EXERCISE AIM →
The entries below must be transcribed exactly. Leave nothing out.

DATASET CONTENT →
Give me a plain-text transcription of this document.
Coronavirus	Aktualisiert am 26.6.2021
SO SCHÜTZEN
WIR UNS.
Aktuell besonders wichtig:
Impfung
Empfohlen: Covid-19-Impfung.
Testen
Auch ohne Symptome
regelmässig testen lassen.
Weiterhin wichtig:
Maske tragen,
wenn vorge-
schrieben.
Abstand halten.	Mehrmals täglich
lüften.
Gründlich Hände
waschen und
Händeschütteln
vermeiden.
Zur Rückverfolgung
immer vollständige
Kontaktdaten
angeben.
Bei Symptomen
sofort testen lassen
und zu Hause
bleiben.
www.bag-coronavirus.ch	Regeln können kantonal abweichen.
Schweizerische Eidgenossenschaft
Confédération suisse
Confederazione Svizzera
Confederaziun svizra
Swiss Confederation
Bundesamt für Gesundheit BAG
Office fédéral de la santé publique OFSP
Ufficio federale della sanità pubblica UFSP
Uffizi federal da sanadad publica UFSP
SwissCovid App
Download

RESPONSE FOR THIS EXERCISE →
Give me a plain-text transcription of this document.
Coronavirus	Aktualisiert am 26.6.2021
SO SCHÜTZEN
WIR UNS.
Aktuell besonders wichtig:
Impfung
Empfohlen: Covid-19-Impfung.
Testen
Auch ohne Symptome
regelmässig testen lassen.
Weiterhin wichtig:
Maske tragen,
wenn vorge-
schrieben.
Abstand halten.	Mehrmals täglich
lüften.
Gründlich Hände
waschen und
Händeschütteln
vermeiden.
Zur Rückverfolgung
immer vollständige
Kontaktdaten
angeben.
Bei Symptomen
sofort testen lassen
und zu Hause
bleiben.
www.bag-coronavirus.ch	Regeln können kantonal abweichen.
Schweizerische Eidgenossenschaft
Confédération suisse
Confederazione Svizzera
Confederaziun svizra
Swiss Confederation
Bundesamt für Gesundheit BAG
Office fédéral de la santé publique OFSP
Ufficio federale della sanità pubblica UFSP
Uffizi federal da sanadad publica UFSP
SwissCovid App
Download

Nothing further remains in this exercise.